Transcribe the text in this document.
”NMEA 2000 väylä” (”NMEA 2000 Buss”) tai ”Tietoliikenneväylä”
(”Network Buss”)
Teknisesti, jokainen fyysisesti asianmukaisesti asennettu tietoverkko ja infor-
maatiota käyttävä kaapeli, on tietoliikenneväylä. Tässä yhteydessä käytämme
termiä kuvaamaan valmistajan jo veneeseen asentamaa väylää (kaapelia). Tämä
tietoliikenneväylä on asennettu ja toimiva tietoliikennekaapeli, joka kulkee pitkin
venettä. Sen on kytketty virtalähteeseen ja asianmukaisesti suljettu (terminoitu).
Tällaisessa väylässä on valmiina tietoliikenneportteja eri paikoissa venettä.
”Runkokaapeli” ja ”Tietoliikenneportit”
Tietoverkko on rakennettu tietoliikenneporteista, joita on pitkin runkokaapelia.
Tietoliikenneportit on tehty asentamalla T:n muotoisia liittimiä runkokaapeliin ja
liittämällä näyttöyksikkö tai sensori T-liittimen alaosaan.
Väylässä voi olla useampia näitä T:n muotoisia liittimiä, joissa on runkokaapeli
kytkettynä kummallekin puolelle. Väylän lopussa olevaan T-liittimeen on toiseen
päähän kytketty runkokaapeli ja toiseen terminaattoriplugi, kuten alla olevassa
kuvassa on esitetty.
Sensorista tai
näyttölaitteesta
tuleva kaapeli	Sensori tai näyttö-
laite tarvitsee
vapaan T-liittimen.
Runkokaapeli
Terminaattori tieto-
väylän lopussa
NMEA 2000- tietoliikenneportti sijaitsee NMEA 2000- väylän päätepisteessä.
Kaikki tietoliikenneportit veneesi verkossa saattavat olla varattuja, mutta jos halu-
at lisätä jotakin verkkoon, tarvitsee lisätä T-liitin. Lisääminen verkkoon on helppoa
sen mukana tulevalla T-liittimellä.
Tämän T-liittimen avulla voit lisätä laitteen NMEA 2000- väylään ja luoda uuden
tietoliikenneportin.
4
━━━
## [Stated problem]
Can you reproduce all the material exactly?

## [Problem solution]
Transcribe the text in this document.
”NMEA 2000 väylä” (”NMEA 2000 Buss”) tai ”Tietoliikenneväylä”
(”Network Buss”)
Teknisesti, jokainen fyysisesti asianmukaisesti asennettu tietoverkko ja infor-
maatiota käyttävä kaapeli, on tietoliikenneväylä. Tässä yhteydessä käytämme
termiä kuvaamaan valmistajan jo veneeseen asentamaa väylää (kaapelia). Tämä
tietoliikenneväylä on asennettu ja toimiva tietoliikennekaapeli, joka kulkee pitkin
venettä. Sen on kytketty virtalähteeseen ja asianmukaisesti suljettu (terminoitu).
Tällaisessa väylässä on valmiina tietoliikenneportteja eri paikoissa venettä.
”Runkokaapeli” ja ”Tietoliikenneportit”
Tietoverkko on rakennettu tietoliikenneporteista, joita on pitkin runkokaapelia.
Tietoliikenneportit on tehty asentamalla T:n muotoisia liittimiä runkokaapeliin ja
liittämällä näyttöyksikkö tai sensori T-liittimen alaosaan.
Väylässä voi olla useampia näitä T:n muotoisia liittimiä, joissa on runkokaapeli
kytkettynä kummallekin puolelle. Väylän lopussa olevaan T-liittimeen on toiseen
päähän kytketty runkokaapeli ja toiseen terminaattoriplugi, kuten alla olevassa
kuvassa on esitetty.
Sensorista tai
näyttölaitteesta
tuleva kaapeli	Sensori tai näyttö-
laite tarvitsee
vapaan T-liittimen.
Runkokaapeli
Terminaattori tieto-
väylän lopussa
NMEA 2000- tietoliikenneportti sijaitsee NMEA 2000- väylän päätepisteessä.
Kaikki tietoliikenneportit veneesi verkossa saattavat olla varattuja, mutta jos halu-
at lisätä jotakin verkkoon, tarvitsee lisätä T-liitin. Lisääminen verkkoon on helppoa
sen mukana tulevalla T-liittimellä.
Tämän T-liittimen avulla voit lisätä laitteen NMEA 2000- väylään ja luoda uuden
tietoliikenneportin.
4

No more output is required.